Records that describe figures
************

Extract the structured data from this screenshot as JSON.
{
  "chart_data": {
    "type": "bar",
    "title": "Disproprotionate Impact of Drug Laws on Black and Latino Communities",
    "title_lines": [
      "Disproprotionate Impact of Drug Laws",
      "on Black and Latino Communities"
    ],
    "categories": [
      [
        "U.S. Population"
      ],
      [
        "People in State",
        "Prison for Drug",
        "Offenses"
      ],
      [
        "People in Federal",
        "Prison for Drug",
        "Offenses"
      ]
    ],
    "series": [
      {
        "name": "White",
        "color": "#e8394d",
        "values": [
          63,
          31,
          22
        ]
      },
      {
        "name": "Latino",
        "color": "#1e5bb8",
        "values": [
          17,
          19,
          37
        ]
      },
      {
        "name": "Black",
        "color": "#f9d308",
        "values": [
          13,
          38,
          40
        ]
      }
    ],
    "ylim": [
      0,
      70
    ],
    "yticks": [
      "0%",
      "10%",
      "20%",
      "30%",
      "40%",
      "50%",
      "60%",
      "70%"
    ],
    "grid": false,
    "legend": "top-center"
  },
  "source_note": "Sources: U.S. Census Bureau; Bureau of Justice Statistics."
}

************

- _PROMPT_: Gather each line of the listing containing the word "Black" and show it.

- _FINISHED ANSWER_:
    "title": "Disproprotionate Impact of Drug Laws on Black and Latino Communities",
      "on Black and Latino Communities"
        "name": "Black",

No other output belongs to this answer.